On Wed, Jun 17, 2009 at 11:37 PM, G. Ken
Holman<gkholman@xxxxxxxxxxxxxxxxxxxx> wrote:
> At 2009-06-17 23:11 +0300, Israel Viente wrote:
>>
>> I really appreciate your code and comments, but after reading it many
>> times, I can't reach to the bottom of the logic here.
>> I'm a newbie so forgive my stupid questions.
>
> As I tell my students, questions are not stupid if they are asked
sincerely.
>  I far more appreciate the asking of questions than the ignoring of working
> code that was supplied as requested.
>
>> 1. Why do we need the outer most copy element:
>> > <xsl:template match="body">
>> >  <xsl:copy>
>
> In order to preserve the body element when it comes time to group the
> paragraphs.
>
>> How does it work in combination with xsl:for-each-group?
>
> By being the parent of the elements being grouped, matching on <body> gives
> the stylesheet the opportunity to act on all of the children of body.  The
> paragraphs you want to massage are children of the body, so the time to act
> on those children is at the time the body arrives at the stylesheet.  Since
> we want the body element to be part of the result, we preserve it with
> <xsl:copy>.
>
>> 2. Can you please explain the group-ending-with selection?
>
> You can see by the select="*" that I have selected *all* of the children of
> the body.  I want to act on those groups of adjacent <p> elements.  But
> since there are other non-<p> elements that could be in the data (there
> aren't any in your data, but how often is a web page made solely of
> paragraphs?) I would be pulling those into the selection as well.  After
> all, I want all of the children of body to be processed in child order, I
> only want to engage the special handling when I'm dealing with those
> children that are paragraphs.
>
> Yes your data sample only contained paragraphs, but I try to write my
> stylesheets defensively anticipating other conditions.
>
>> Why do we need *[not(self::p)] ? Doesn't it mean all except p elements?
>
> Indeed it does mean all except <p> elements.  By putting non-<p> elements
in
> their own group, they won't interfere with the groups that are comprised of
> <p> elements.
>
> So, adding more narrative to the stylesheet:
>
>>  <xsl:template match="body">
>>  <xsl:copy>
>>    <xsl:copy-of select="@*"/>
>
> The above preserves the body element and any attributes that might be
> attached to it.
>
>>    <xsl:for-each-group select="*"
>
> The above selects all of the children of the body.

----------

• SHORT PROBLEM 1: In the XSLT grouping thread, what is the reason given for putting non-<p> elements in their own group?
• SHORT PROBLEM 2: Write the next part of the XSLT grouping thread, picking up after its last line.
The records are separate material from the XSLT grouping thread.

• GIVEN INFORMATION:
----------

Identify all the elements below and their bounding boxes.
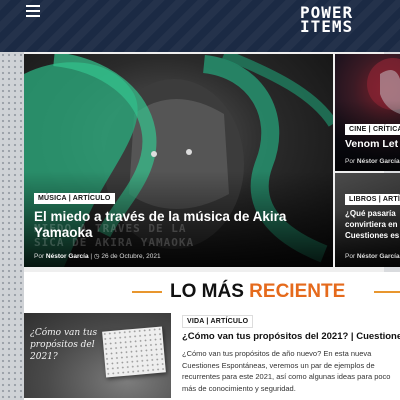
featured-article-card[interactable]: MIEDO A TRAVES DE LA SICA DE AKIRA YAMAO… (24, 54, 333, 267)
hero-author-link[interactable]: Néstor García (46, 253, 89, 260)
side-card-1-title[interactable]: Venom Let (345, 138, 398, 150)
clock-icon: ◷ (93, 253, 100, 260)
side-article-card-1[interactable]: CINE | CRÍTICA Venom Let Por Néstor Garc… (335, 54, 400, 171)
latest-section-header: LO MÁS RECIENTE (24, 272, 400, 312)
section-title: LO MÁS RECIENTE (170, 281, 346, 302)
side-card-1-category[interactable]: CINE | CRÍTICA (345, 124, 400, 135)
latest-post-title[interactable]: ¿Cómo van tus propósitos del 2021? | Cue… (182, 331, 400, 342)
left-pattern-strip (0, 52, 24, 400)
latest-post-list: ¿Cómo van tus propósitos del 2021? VIDA … (24, 312, 400, 400)
hamburger-menu-icon[interactable] (26, 5, 40, 17)
side-card-2-author[interactable]: Néstor García (357, 253, 400, 260)
site-logo[interactable]: POWER ITEMS (300, 5, 354, 36)
hero-title-link[interactable]: El miedo a través de la música de Akira … (34, 209, 329, 241)
section-rule-right (374, 291, 400, 293)
site-header: POWER ITEMS (0, 0, 400, 52)
side-card-2-category[interactable]: LIBROS | ARTÍ (345, 194, 400, 205)
side-article-card-2[interactable]: LIBROS | ARTÍ ¿Qué pasaría convirtiera e… (335, 173, 400, 267)
side-card-1-gradient (335, 54, 400, 171)
hero-meta: Por Néstor García | ◷ 26 de Octubre, 202… (34, 252, 161, 260)
side-card-1-author[interactable]: Néstor García (357, 158, 400, 165)
side-card-1-meta: Por Néstor García (345, 158, 400, 165)
logo-line-2: ITEMS (300, 17, 354, 36)
thumbnail-handwriting: ¿Cómo van tus propósitos del 2021? (30, 328, 98, 362)
section-rule-left (132, 291, 162, 293)
hero-date: 26 de Octubre, 2021 (101, 253, 161, 260)
latest-post-excerpt: ¿Cómo van tus propósitos de año nuevo? E… (182, 349, 391, 393)
thumbnail-paper (102, 326, 166, 378)
hero-category-badge[interactable]: MÚSICA | ARTÍCULO (34, 193, 115, 204)
latest-post-thumbnail[interactable]: ¿Cómo van tus propósitos del 2021? (24, 313, 171, 398)
author-prefix: Por (345, 253, 357, 260)
side-card-2-meta: Por Néstor García (345, 253, 400, 260)
author-prefix: Por (34, 253, 46, 260)
author-prefix: Por (345, 158, 357, 165)
latest-post-category[interactable]: VIDA | ARTÍCULO (182, 315, 254, 328)
side-card-2-title[interactable]: ¿Qué pasaría convirtiera en Cuestiones e… (345, 208, 400, 241)
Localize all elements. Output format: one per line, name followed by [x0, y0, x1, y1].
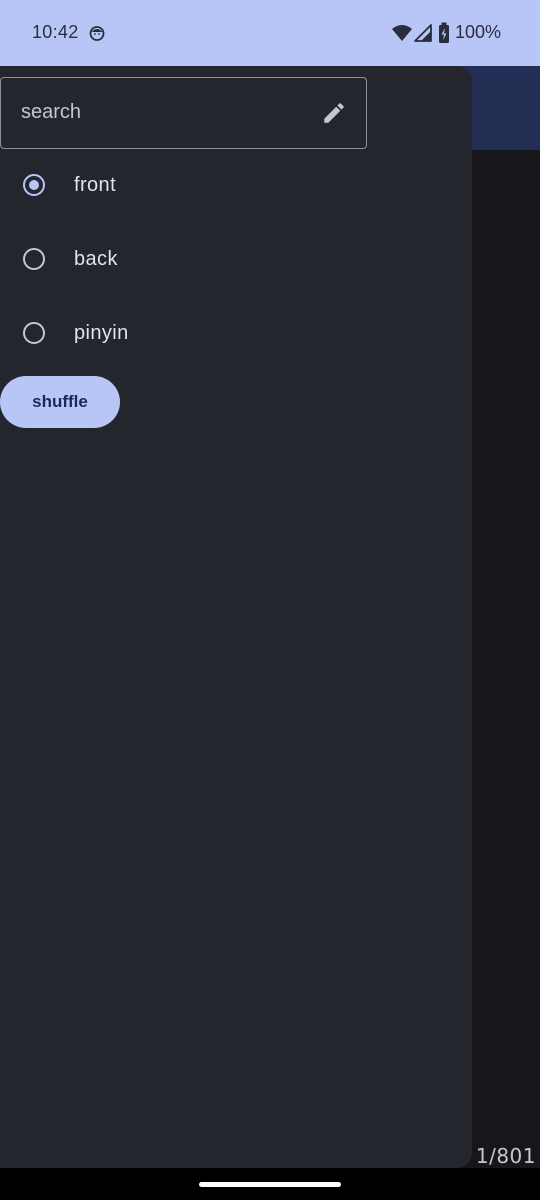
option-pinyin[interactable]: pinyin [0, 298, 472, 372]
radio-dot [29, 180, 39, 190]
battery-icon [438, 22, 450, 44]
status-time: 10:42 [32, 22, 79, 42]
navigation-drawer: front back pinyin shuffle [0, 66, 472, 1168]
shuffle-button[interactable]: shuffle [0, 376, 120, 428]
navigation-bar [0, 1168, 540, 1200]
option-back[interactable]: back [0, 224, 472, 298]
app-notification-icon [88, 24, 106, 42]
card-counter: 1/801 [475, 1144, 536, 1168]
wifi-icon [391, 24, 413, 42]
option-label: pinyin [74, 322, 129, 344]
status-bar: 10:42 100% [0, 0, 540, 66]
radio-selected-icon[interactable] [23, 174, 45, 196]
search-field[interactable] [0, 77, 367, 149]
home-indicator[interactable] [199, 1182, 341, 1187]
signal-icon [414, 24, 432, 42]
search-input[interactable] [21, 92, 301, 132]
radio-unselected-icon[interactable] [23, 248, 45, 270]
radio-unselected-icon[interactable] [23, 322, 45, 344]
battery-percentage: 100% [455, 22, 502, 42]
pencil-icon[interactable] [319, 98, 349, 128]
option-label: front [74, 174, 117, 196]
option-label: back [74, 248, 118, 270]
option-front[interactable]: front [0, 150, 472, 224]
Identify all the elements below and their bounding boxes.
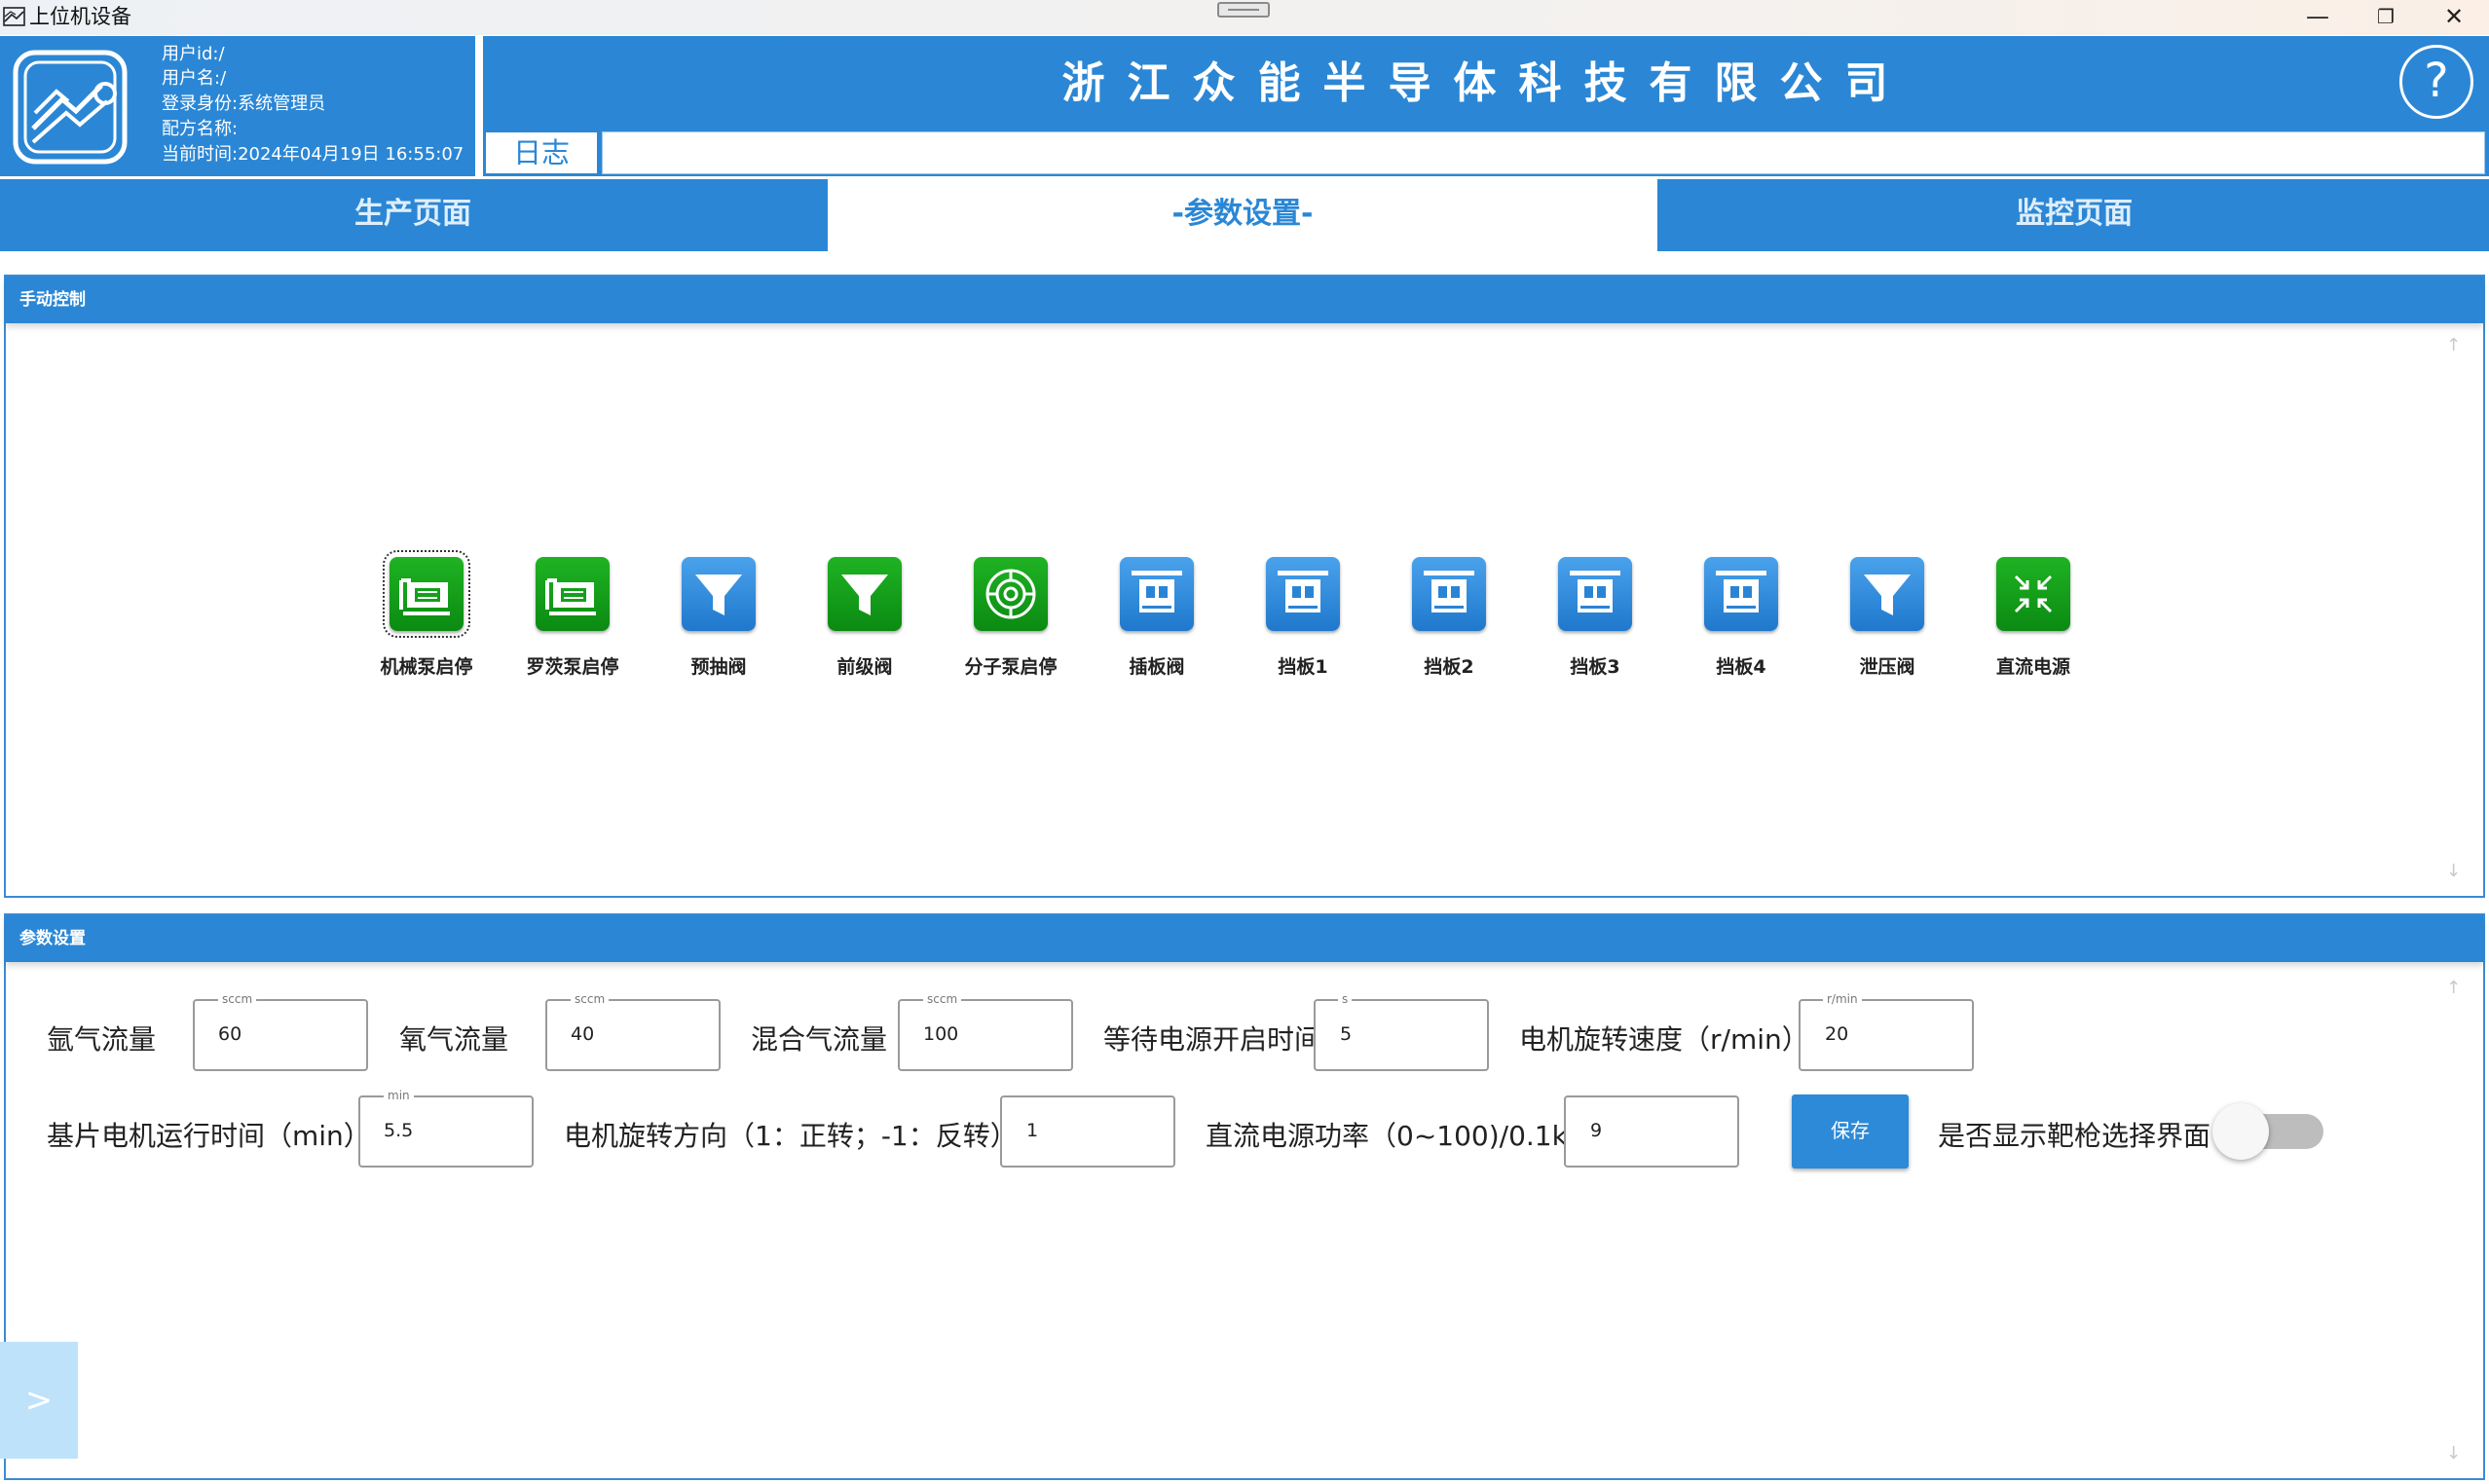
pump-icon [383,550,470,638]
manual-control-title: 手动控制 [6,277,2483,323]
minimize-button[interactable]: — [2283,0,2353,35]
mix-flow-label: 混合气流量 [751,1023,888,1056]
mix-flow-value: 100 [923,1023,959,1045]
window-title: 上位机设备 [29,5,131,28]
target-gun-toggle-label: 是否显示靶枪选择界面 [1938,1120,2211,1152]
restore-button[interactable]: ❐ [2351,0,2421,35]
control-label: 机械泵启停 [380,656,473,678]
gate-valve-icon [1120,557,1194,631]
save-button[interactable]: 保存 [1792,1094,1909,1169]
oxygen-flow-unit: sccm [571,992,610,1006]
motor-speed-label: 电机旋转速度（r/min） [1519,1023,1809,1056]
pump-icon [536,557,610,631]
control-label: 直流电源 [1995,656,2070,678]
control-label: 分子泵启停 [964,656,1058,678]
baffle-icon [1412,557,1486,631]
control-dc-power[interactable]: 直流电源 [1960,557,2106,679]
parameter-settings-panel: 参数设置 [4,913,2485,1480]
motor-direction-label: 电机旋转方向（1：正转；-1：反转） [564,1120,1018,1152]
scroll-up-icon[interactable]: ↑ [2446,335,2461,355]
toggle-knob[interactable] [2212,1103,2269,1160]
baffle-icon [1266,557,1340,631]
argon-flow-unit: sccm [218,992,257,1006]
control-label: 预抽阀 [690,656,747,678]
help-button[interactable]: ? [2399,45,2473,119]
motor-speed-unit: r/min [1823,992,1862,1006]
molecular-pump-icon [974,557,1048,631]
mix-flow-unit: sccm [923,992,962,1006]
power-wait-value: 5 [1340,1023,1353,1045]
motor-direction-value: 1 [1026,1120,1039,1141]
substrate-runtime-value: 5.5 [384,1120,414,1141]
scroll-down-icon[interactable]: ↓ [2446,861,2461,881]
control-label: 泄压阀 [1859,656,1915,678]
oxygen-flow-value: 40 [571,1023,595,1045]
motor-speed-value: 20 [1825,1023,1849,1045]
log-label: 日志 [485,131,598,174]
control-roots-pump[interactable]: 罗茨泵启停 [500,557,646,679]
argon-flow-value: 60 [218,1023,242,1045]
valve-funnel-icon [682,557,756,631]
side-expand-button[interactable]: > [0,1342,78,1459]
control-baffle-3[interactable]: 挡板3 [1522,557,1668,679]
parameter-settings-title: 参数设置 [6,915,2483,962]
company-name: 浙江众能半导体科技有限公司 [1061,58,1911,108]
drag-handle[interactable] [1217,2,1270,18]
control-label: 挡板2 [1424,656,1474,678]
substrate-runtime-unit: min [384,1089,414,1102]
control-gate-valve[interactable]: 插板阀 [1084,557,1230,679]
control-label: 挡板1 [1278,656,1328,678]
scroll-down-icon[interactable]: ↓ [2446,1443,2461,1464]
control-label: 挡板4 [1716,656,1766,678]
control-molecular-pump[interactable]: 分子泵启停 [938,557,1084,679]
log-field[interactable] [602,131,2485,174]
argon-flow-label: 氩气流量 [47,1023,157,1056]
control-label: 挡板3 [1570,656,1620,678]
control-baffle-2[interactable]: 挡板2 [1376,557,1522,679]
scroll-up-icon[interactable]: ↑ [2446,978,2461,998]
baffle-icon [1704,557,1778,631]
recipe-name: 配方名称: [162,119,239,139]
tab-production[interactable]: 生产页面 [0,179,826,251]
control-label: 插板阀 [1129,656,1185,678]
valve-funnel-icon [1850,557,1924,631]
user-id: 用户id:/ [162,44,225,64]
control-label: 罗茨泵启停 [526,656,619,678]
power-compress-icon [1996,557,2070,631]
close-button[interactable]: ✕ [2419,0,2489,35]
control-baffle-4[interactable]: 挡板4 [1668,557,1814,679]
valve-funnel-icon [828,557,902,631]
control-baffle-1[interactable]: 挡板1 [1230,557,1376,679]
dc-power-value: 9 [1590,1120,1603,1141]
control-pre-pump-valve[interactable]: 预抽阀 [646,557,792,679]
tab-parameter-settings[interactable]: -参数设置- [826,179,1659,251]
app-logo-icon [13,50,128,165]
control-relief-valve[interactable]: 泄压阀 [1814,557,1960,679]
tab-monitoring[interactable]: 监控页面 [1659,179,2489,251]
power-wait-unit: s [1338,992,1353,1006]
oxygen-flow-label: 氧气流量 [399,1023,509,1056]
control-foreline-valve[interactable]: 前级阀 [792,557,938,679]
control-mechanical-pump[interactable]: 机械泵启停 [353,550,500,679]
dc-power-label: 直流电源功率（0~100)/0.1kw [1206,1120,1590,1152]
user-name: 用户名:/ [162,68,227,89]
power-wait-label: 等待电源开启时间 [1103,1023,1322,1056]
baffle-icon [1558,557,1632,631]
control-label: 前级阀 [836,656,893,678]
app-icon [3,7,25,26]
current-time: 当前时间:2024年04月19日 16:55:07 [162,144,464,165]
user-role: 登录身份:系统管理员 [162,93,326,114]
substrate-runtime-label: 基片电机运行时间（min） [47,1120,371,1152]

----------

• EXPECTED OUTPUT 1: So that they won't interfere with the groups made up of <p> elements.

• EXPECTED OUTPUT 2:
>
>>                        group-ending-with="*[not(self::p)] |
>>                                           p[span/@class='chapter'] |
>>                                           p[matches(span[last()],
>>                                                     '[.?&#x22;]$')]">
>
> The above creates a group for every non-paragraph, a group for every
> chapter, and a group for every consecutive sequence of paragraphs and ends
> that group with a paragraph with the desired punctuation.
>
>>      <!--now the information is grouped by p elements that end as
>>  required-->
>>      <xsl:choose>
>>        <xsl:when test="current-group()[last()]
>>                        [self::p][matches(span[last()],'[.?&#x22;]$')]">
>
> The above tells me when I have encountered a group of <p> elements that
ends
> with a paragraph with the desired punctuation.
>
>>          <!--in a group of p elements that end as required-->
>>          <xsl:copy>
>>            <xsl:copy-of select="@*"/>
>
> The above preserves the *first* of those paragraphs, and its attributes.
>
>>            <!--preserve the content of the first of these p elements-->
>>            <xsl:apply-templates/>
>
> The above preserves the content of that paragraph.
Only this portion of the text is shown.